• _Prompt_
Write out the listing below in full and exactly, leaving out every picture.

• _Dataset rows about figures_

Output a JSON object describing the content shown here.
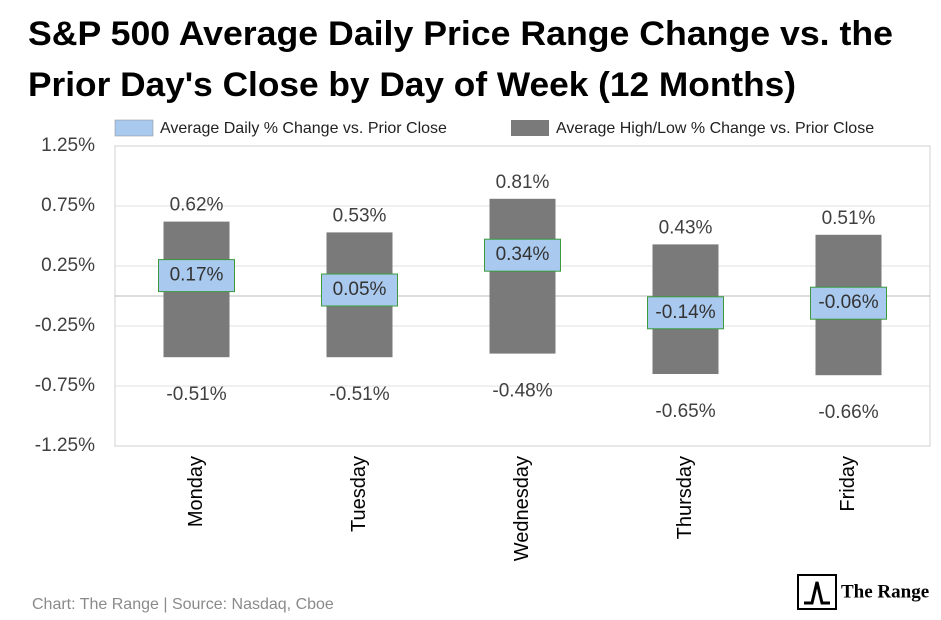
{
  "chart_data": {
    "type": "range-bar",
    "title": [
      "S&P 500 Average Daily Price Range Change vs. the",
      "Prior Day's Close by Day of Week (12 Months)"
    ],
    "categories": [
      "Monday",
      "Tuesday",
      "Wednesday",
      "Thursday",
      "Friday"
    ],
    "series": [
      {
        "name": "Average Daily % Change vs. Prior Close",
        "color": "#a9c9ee",
        "border": "#3c9a3c",
        "values": [
          0.17,
          0.05,
          0.34,
          -0.14,
          -0.06
        ],
        "value_labels": [
          "0.17%",
          "0.05%",
          "0.34%",
          "-0.14%",
          "-0.06%"
        ]
      },
      {
        "name": "Average High/Low % Change vs. Prior Close",
        "color": "#7a7a7a",
        "high": [
          0.62,
          0.53,
          0.81,
          0.43,
          0.51
        ],
        "high_labels": [
          "0.62%",
          "0.53%",
          "0.81%",
          "0.43%",
          "0.51%"
        ],
        "low": [
          -0.51,
          -0.51,
          -0.48,
          -0.65,
          -0.66
        ],
        "low_labels": [
          "-0.51%",
          "-0.51%",
          "-0.48%",
          "-0.65%",
          "-0.66%"
        ]
      }
    ],
    "ylim": [
      -1.25,
      1.25
    ],
    "yticks": [
      {
        "value": -1.25,
        "label": "-1.25%"
      },
      {
        "value": -0.75,
        "label": "-0.75%"
      },
      {
        "value": -0.25,
        "label": "-0.25%"
      },
      {
        "value": 0.25,
        "label": "0.25%"
      },
      {
        "value": 0.75,
        "label": "0.75%"
      },
      {
        "value": 1.25,
        "label": "1.25%"
      }
    ],
    "grid": true,
    "source": "Chart: The Range | Source: Nasdaq, Cboe",
    "logo": "The Range"
  }
}
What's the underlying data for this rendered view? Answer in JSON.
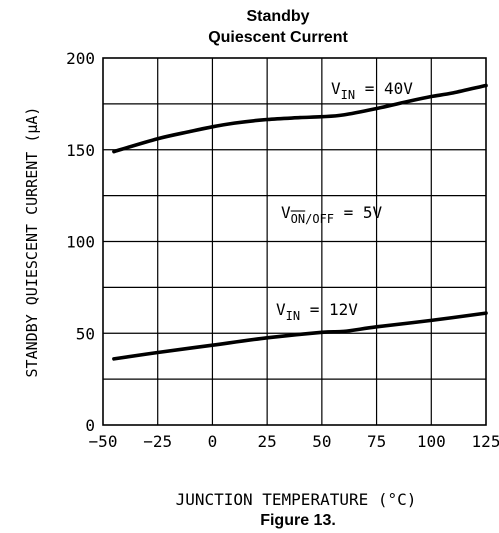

• _Solution_
Output a JSON object describing the content shown here.
{
  "chart_data": {
    "type": "range-bar",
    "title": [
      "S&P 500 Average Daily Price Range Change vs. the",
      "Prior Day's Close by Day of Week (12 Months)"
    ],
    "categories": [
      "Monday",
      "Tuesday",
      "Wednesday",
      "Thursday",
      "Friday"
    ],
    "series": [
      {
        "name": "Average Daily % Change vs. Prior Close",
        "color": "#a9c9ee",
        "border": "#3c9a3c",
        "values": [
          0.17,
          0.05,
          0.34,
          -0.14,
          -0.06
        ],
        "value_labels": [
          "0.17%",
          "0.05%",
          "0.34%",
          "-0.14%",
          "-0.06%"
        ]
      },
      {
        "name": "Average High/Low % Change vs. Prior Close",
        "color": "#7a7a7a",
        "high": [
          0.62,
          0.53,
          0.81,
          0.43,
          0.51
        ],
        "high_labels": [
          "0.62%",
          "0.53%",
          "0.81%",
          "0.43%",
          "0.51%"
        ],
        "low": [
          -0.51,
          -0.51,
          -0.48,
          -0.65,
          -0.66
        ],
        "low_labels": [
          "-0.51%",
          "-0.51%",
          "-0.48%",
          "-0.65%",
          "-0.66%"
        ]
      }
    ],
    "ylim": [
      -1.25,
      1.25
    ],
    "yticks": [
      {
        "value": -1.25,
        "label": "-1.25%"
      },
      {
        "value": -0.75,
        "label": "-0.75%"
      },
      {
        "value": -0.25,
        "label": "-0.25%"
      },
      {
        "value": 0.25,
        "label": "0.25%"
      },
      {
        "value": 0.75,
        "label": "0.75%"
      },
      {
        "value": 1.25,
        "label": "1.25%"
      }
    ],
    "grid": true,
    "source": "Chart: The Range | Source: Nasdaq, Cboe",
    "logo": "The Range"
  }
}
What's the underlying data for this rendered view? Answer in JSON.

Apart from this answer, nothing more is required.